** Start of Extracted data **
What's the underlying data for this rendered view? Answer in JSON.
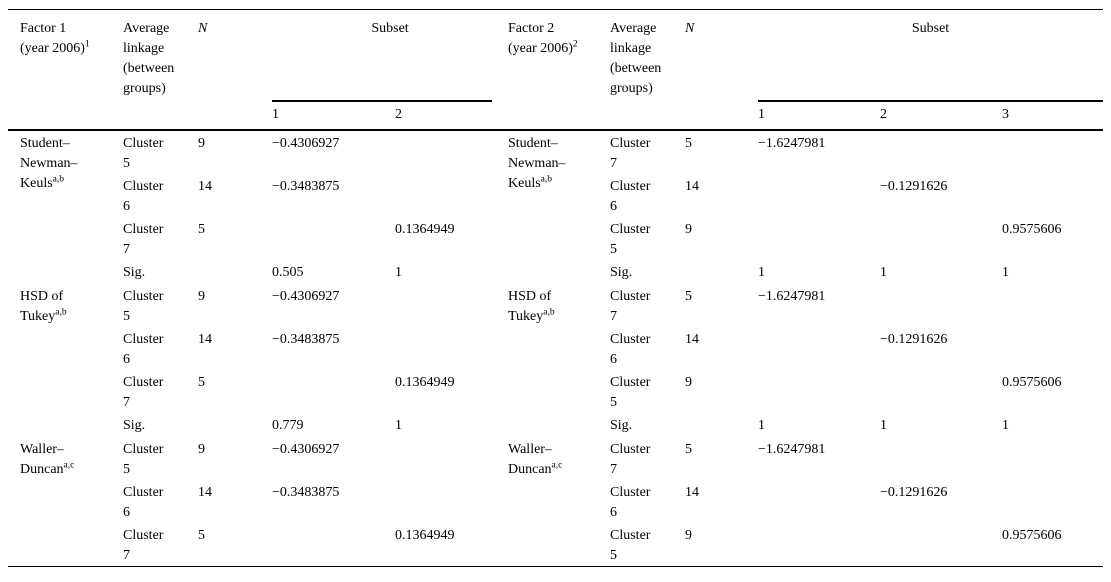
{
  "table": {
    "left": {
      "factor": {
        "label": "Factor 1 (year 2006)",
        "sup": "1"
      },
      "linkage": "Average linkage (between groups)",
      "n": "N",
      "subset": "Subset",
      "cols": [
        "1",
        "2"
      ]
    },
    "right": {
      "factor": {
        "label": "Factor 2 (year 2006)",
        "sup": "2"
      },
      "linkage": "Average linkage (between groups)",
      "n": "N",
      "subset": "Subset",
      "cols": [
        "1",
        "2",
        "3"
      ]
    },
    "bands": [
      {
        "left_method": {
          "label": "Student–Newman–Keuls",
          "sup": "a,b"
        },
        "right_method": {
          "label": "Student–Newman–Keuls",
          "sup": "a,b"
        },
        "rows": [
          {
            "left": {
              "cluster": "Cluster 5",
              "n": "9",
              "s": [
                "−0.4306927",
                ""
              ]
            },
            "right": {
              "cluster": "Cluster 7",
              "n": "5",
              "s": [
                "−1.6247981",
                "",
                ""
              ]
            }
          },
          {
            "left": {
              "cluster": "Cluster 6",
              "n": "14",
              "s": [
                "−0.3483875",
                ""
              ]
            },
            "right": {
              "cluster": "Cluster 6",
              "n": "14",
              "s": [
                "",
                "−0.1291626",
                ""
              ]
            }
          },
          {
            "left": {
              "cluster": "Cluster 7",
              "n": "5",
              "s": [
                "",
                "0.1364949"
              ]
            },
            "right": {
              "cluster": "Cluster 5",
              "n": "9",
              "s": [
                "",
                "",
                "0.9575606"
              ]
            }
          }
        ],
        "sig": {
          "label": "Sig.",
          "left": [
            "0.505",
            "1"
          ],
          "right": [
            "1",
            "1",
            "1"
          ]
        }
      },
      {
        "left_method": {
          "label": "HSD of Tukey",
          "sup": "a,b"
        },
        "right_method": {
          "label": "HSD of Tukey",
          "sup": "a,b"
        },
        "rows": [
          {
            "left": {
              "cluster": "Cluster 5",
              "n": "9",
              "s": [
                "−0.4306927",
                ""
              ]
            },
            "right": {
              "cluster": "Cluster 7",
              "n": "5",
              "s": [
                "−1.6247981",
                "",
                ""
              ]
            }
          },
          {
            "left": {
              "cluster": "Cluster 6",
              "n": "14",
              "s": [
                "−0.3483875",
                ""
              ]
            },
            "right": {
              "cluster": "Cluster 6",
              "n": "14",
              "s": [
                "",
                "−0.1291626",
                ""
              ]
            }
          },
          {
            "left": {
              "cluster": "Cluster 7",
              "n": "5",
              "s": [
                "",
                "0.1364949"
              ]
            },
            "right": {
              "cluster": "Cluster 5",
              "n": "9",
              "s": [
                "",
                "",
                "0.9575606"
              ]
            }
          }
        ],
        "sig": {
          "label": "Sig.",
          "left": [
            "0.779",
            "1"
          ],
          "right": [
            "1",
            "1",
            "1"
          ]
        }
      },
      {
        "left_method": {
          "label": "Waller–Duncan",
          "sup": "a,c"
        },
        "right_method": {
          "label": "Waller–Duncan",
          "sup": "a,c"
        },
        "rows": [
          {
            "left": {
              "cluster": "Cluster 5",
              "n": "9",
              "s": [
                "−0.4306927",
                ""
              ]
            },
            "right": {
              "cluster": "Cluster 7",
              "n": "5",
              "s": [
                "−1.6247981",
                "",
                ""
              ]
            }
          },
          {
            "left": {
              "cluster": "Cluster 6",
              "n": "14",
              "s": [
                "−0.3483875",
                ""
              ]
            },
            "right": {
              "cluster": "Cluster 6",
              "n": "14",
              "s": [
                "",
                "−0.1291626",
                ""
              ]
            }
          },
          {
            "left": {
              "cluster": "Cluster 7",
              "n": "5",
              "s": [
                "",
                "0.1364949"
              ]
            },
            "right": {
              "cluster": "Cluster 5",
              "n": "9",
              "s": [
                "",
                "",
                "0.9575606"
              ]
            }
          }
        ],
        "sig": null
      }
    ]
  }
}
** End of Extracted data **
■ Work to complete: Above are records to transcribe exactly; leave their pictures out.

■ Output for this task:
What's the underlying data for this rendered view? Answer in JSON.
{
  "table": {
    "left": {
      "factor": {
        "label": "Factor 1 (year 2006)",
        "sup": "1"
      },
      "linkage": "Average linkage (between groups)",
      "n": "N",
      "subset": "Subset",
      "cols": [
        "1",
        "2"
      ]
    },
    "right": {
      "factor": {
        "label": "Factor 2 (year 2006)",
        "sup": "2"
      },
      "linkage": "Average linkage (between groups)",
      "n": "N",
      "subset": "Subset",
      "cols": [
        "1",
        "2",
        "3"
      ]
    },
    "bands": [
      {
        "left_method": {
          "label": "Student–Newman–Keuls",
          "sup": "a,b"
        },
        "right_method": {
          "label": "Student–Newman–Keuls",
          "sup": "a,b"
        },
        "rows": [
          {
            "left": {
              "cluster": "Cluster 5",
              "n": "9",
              "s": [
                "−0.4306927",
                ""
              ]
            },
            "right": {
              "cluster": "Cluster 7",
              "n": "5",
              "s": [
                "−1.6247981",
                "",
                ""
              ]
            }
          },
          {
            "left": {
              "cluster": "Cluster 6",
              "n": "14",
              "s": [
                "−0.3483875",
                ""
              ]
            },
            "right": {
              "cluster": "Cluster 6",
              "n": "14",
              "s": [
                "",
                "−0.1291626",
                ""
              ]
            }
          },
          {
            "left": {
              "cluster": "Cluster 7",
              "n": "5",
              "s": [
                "",
                "0.1364949"
              ]
            },
            "right": {
              "cluster": "Cluster 5",
              "n": "9",
              "s": [
                "",
                "",
                "0.9575606"
              ]
            }
          }
        ],
        "sig": {
          "label": "Sig.",
          "left": [
            "0.505",
            "1"
          ],
          "right": [
            "1",
            "1",
            "1"
          ]
        }
      },
      {
        "left_method": {
          "label": "HSD of Tukey",
          "sup": "a,b"
        },
        "right_method": {
          "label": "HSD of Tukey",
          "sup": "a,b"
        },
        "rows": [
          {
            "left": {
              "cluster": "Cluster 5",
              "n": "9",
              "s": [
                "−0.4306927",
                ""
              ]
            },
            "right": {
              "cluster": "Cluster 7",
              "n": "5",
              "s": [
                "−1.6247981",
                "",
                ""
              ]
            }
          },
          {
            "left": {
              "cluster": "Cluster 6",
              "n": "14",
              "s": [
                "−0.3483875",
                ""
              ]
            },
            "right": {
              "cluster": "Cluster 6",
              "n": "14",
              "s": [
                "",
                "−0.1291626",
                ""
              ]
            }
          },
          {
            "left": {
              "cluster": "Cluster 7",
              "n": "5",
              "s": [
                "",
                "0.1364949"
              ]
            },
            "right": {
              "cluster": "Cluster 5",
              "n": "9",
              "s": [
                "",
                "",
                "0.9575606"
              ]
            }
          }
        ],
        "sig": {
          "label": "Sig.",
          "left": [
            "0.779",
            "1"
          ],
          "right": [
            "1",
            "1",
            "1"
          ]
        }
      },
      {
        "left_method": {
          "label": "Waller–Duncan",
          "sup": "a,c"
        },
        "right_method": {
          "label": "Waller–Duncan",
          "sup": "a,c"
        },
        "rows": [
          {
            "left": {
              "cluster": "Cluster 5",
              "n": "9",
              "s": [
                "−0.4306927",
                ""
              ]
            },
            "right": {
              "cluster": "Cluster 7",
              "n": "5",
              "s": [
                "−1.6247981",
                "",
                ""
              ]
            }
          },
          {
            "left": {
              "cluster": "Cluster 6",
              "n": "14",
              "s": [
                "−0.3483875",
                ""
              ]
            },
            "right": {
              "cluster": "Cluster 6",
              "n": "14",
              "s": [
                "",
                "−0.1291626",
                ""
              ]
            }
          },
          {
            "left": {
              "cluster": "Cluster 7",
              "n": "5",
              "s": [
                "",
                "0.1364949"
              ]
            },
            "right": {
              "cluster": "Cluster 5",
              "n": "9",
              "s": [
                "",
                "",
                "0.9575606"
              ]
            }
          }
        ],
        "sig": null
      }
    ]
  }
}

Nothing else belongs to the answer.